Your instructions:
Drop the pictures from the entries below, then reproduce the rest exactly.
**** Records to process
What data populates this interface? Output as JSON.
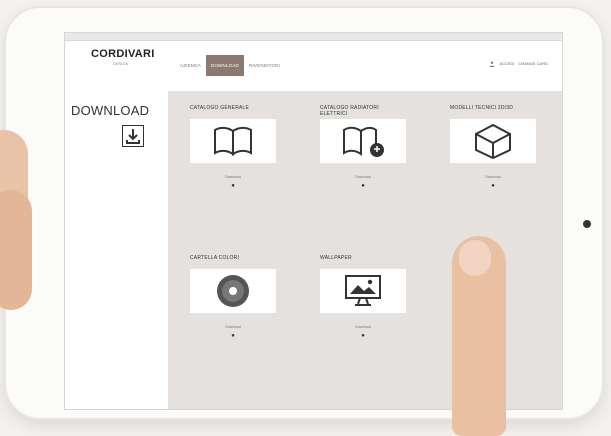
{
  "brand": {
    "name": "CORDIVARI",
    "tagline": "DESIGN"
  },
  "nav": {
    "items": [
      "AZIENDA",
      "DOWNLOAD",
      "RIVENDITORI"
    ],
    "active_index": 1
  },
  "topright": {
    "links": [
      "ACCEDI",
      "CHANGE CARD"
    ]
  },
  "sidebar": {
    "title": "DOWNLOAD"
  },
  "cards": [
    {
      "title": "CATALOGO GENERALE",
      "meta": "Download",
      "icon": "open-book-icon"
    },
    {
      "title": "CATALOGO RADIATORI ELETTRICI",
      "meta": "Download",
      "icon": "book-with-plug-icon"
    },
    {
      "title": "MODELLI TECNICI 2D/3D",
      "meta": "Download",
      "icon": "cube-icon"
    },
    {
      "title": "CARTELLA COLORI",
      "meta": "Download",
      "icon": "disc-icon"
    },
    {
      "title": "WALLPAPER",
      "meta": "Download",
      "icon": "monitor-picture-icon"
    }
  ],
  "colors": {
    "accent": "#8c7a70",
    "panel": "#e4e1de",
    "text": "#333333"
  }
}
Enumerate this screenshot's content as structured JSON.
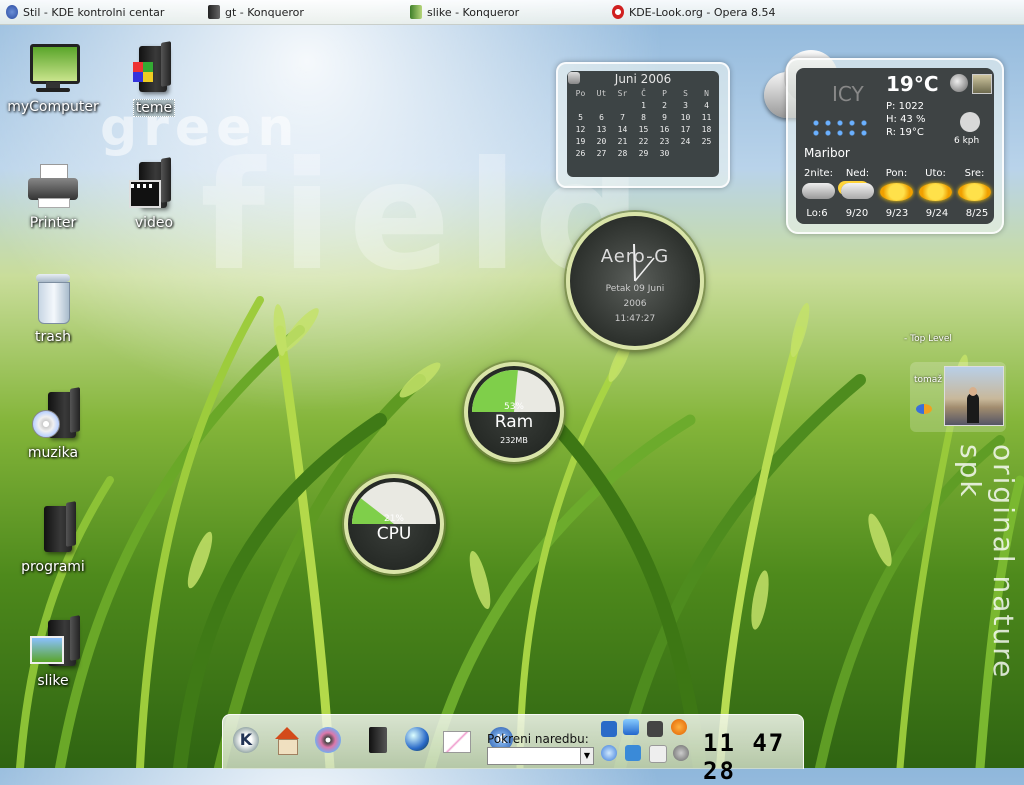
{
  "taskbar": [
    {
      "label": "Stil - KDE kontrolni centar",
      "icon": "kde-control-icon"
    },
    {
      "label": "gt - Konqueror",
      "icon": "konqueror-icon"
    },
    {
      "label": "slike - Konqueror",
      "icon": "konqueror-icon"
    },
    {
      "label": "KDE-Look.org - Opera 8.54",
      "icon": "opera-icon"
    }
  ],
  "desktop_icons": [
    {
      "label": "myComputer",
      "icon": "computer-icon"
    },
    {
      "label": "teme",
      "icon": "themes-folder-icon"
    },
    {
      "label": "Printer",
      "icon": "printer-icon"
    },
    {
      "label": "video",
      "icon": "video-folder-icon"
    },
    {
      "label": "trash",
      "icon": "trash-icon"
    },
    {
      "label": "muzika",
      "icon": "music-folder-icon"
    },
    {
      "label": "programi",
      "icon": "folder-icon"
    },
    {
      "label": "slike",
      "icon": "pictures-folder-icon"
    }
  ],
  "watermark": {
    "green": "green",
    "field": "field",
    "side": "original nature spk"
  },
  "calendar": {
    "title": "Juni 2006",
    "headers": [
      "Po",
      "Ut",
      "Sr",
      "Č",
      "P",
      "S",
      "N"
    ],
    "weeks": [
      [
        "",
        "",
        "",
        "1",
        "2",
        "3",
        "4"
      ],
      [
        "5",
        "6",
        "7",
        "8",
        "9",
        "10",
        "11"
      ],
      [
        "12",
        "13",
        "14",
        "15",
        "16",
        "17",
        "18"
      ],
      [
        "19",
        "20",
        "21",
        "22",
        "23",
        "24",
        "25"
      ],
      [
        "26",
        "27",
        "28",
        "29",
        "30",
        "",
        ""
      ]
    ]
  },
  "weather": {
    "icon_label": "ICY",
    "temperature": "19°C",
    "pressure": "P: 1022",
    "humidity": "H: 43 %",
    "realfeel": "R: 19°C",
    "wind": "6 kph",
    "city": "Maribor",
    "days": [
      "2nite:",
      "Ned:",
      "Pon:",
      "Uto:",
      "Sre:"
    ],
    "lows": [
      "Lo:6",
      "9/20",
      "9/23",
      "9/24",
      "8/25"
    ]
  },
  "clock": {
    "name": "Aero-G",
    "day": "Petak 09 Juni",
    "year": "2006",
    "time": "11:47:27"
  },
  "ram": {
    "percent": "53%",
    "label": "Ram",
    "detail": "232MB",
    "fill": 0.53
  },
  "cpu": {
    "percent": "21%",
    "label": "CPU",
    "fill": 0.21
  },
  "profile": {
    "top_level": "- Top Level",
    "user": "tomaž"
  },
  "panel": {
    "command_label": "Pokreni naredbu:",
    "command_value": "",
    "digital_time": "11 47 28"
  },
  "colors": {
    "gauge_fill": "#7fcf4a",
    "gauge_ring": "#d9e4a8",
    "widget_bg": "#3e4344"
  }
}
********
Reply:
What data populates this interface? Output as JSON.
{
  "brand": {
    "name": "CORDIVARI",
    "tagline": "DESIGN"
  },
  "nav": {
    "items": [
      "AZIENDA",
      "DOWNLOAD",
      "RIVENDITORI"
    ],
    "active_index": 1
  },
  "topright": {
    "links": [
      "ACCEDI",
      "CHANGE CARD"
    ]
  },
  "sidebar": {
    "title": "DOWNLOAD"
  },
  "cards": [
    {
      "title": "CATALOGO GENERALE",
      "meta": "Download",
      "icon": "open-book-icon"
    },
    {
      "title": "CATALOGO RADIATORI ELETTRICI",
      "meta": "Download",
      "icon": "book-with-plug-icon"
    },
    {
      "title": "MODELLI TECNICI 2D/3D",
      "meta": "Download",
      "icon": "cube-icon"
    },
    {
      "title": "CARTELLA COLORI",
      "meta": "Download",
      "icon": "disc-icon"
    },
    {
      "title": "WALLPAPER",
      "meta": "Download",
      "icon": "monitor-picture-icon"
    }
  ],
  "colors": {
    "accent": "#8c7a70",
    "panel": "#e4e1de",
    "text": "#333333"
  }
}
Enumerate this screenshot's content as structured JSON.
{
  "taskbar": [
    {
      "label": "Stil - KDE kontrolni centar",
      "icon": "kde-control-icon"
    },
    {
      "label": "gt - Konqueror",
      "icon": "konqueror-icon"
    },
    {
      "label": "slike - Konqueror",
      "icon": "konqueror-icon"
    },
    {
      "label": "KDE-Look.org - Opera 8.54",
      "icon": "opera-icon"
    }
  ],
  "desktop_icons": [
    {
      "label": "myComputer",
      "icon": "computer-icon"
    },
    {
      "label": "teme",
      "icon": "themes-folder-icon"
    },
    {
      "label": "Printer",
      "icon": "printer-icon"
    },
    {
      "label": "video",
      "icon": "video-folder-icon"
    },
    {
      "label": "trash",
      "icon": "trash-icon"
    },
    {
      "label": "muzika",
      "icon": "music-folder-icon"
    },
    {
      "label": "programi",
      "icon": "folder-icon"
    },
    {
      "label": "slike",
      "icon": "pictures-folder-icon"
    }
  ],
  "watermark": {
    "green": "green",
    "field": "field",
    "side": "original nature spk"
  },
  "calendar": {
    "title": "Juni 2006",
    "headers": [
      "Po",
      "Ut",
      "Sr",
      "Č",
      "P",
      "S",
      "N"
    ],
    "weeks": [
      [
        "",
        "",
        "",
        "1",
        "2",
        "3",
        "4"
      ],
      [
        "5",
        "6",
        "7",
        "8",
        "9",
        "10",
        "11"
      ],
      [
        "12",
        "13",
        "14",
        "15",
        "16",
        "17",
        "18"
      ],
      [
        "19",
        "20",
        "21",
        "22",
        "23",
        "24",
        "25"
      ],
      [
        "26",
        "27",
        "28",
        "29",
        "30",
        "",
        ""
      ]
    ]
  },
  "weather": {
    "icon_label": "ICY",
    "temperature": "19°C",
    "pressure": "P: 1022",
    "humidity": "H: 43 %",
    "realfeel": "R: 19°C",
    "wind": "6 kph",
    "city": "Maribor",
    "days": [
      "2nite:",
      "Ned:",
      "Pon:",
      "Uto:",
      "Sre:"
    ],
    "lows": [
      "Lo:6",
      "9/20",
      "9/23",
      "9/24",
      "8/25"
    ]
  },
  "clock": {
    "name": "Aero-G",
    "day": "Petak 09 Juni",
    "year": "2006",
    "time": "11:47:27"
  },
  "ram": {
    "percent": "53%",
    "label": "Ram",
    "detail": "232MB",
    "fill": 0.53
  },
  "cpu": {
    "percent": "21%",
    "label": "CPU",
    "fill": 0.21
  },
  "profile": {
    "top_level": "- Top Level",
    "user": "tomaž"
  },
  "panel": {
    "command_label": "Pokreni naredbu:",
    "command_value": "",
    "digital_time": "11 47 28"
  },
  "colors": {
    "gauge_fill": "#7fcf4a",
    "gauge_ring": "#d9e4a8",
    "widget_bg": "#3e4344"
  }
}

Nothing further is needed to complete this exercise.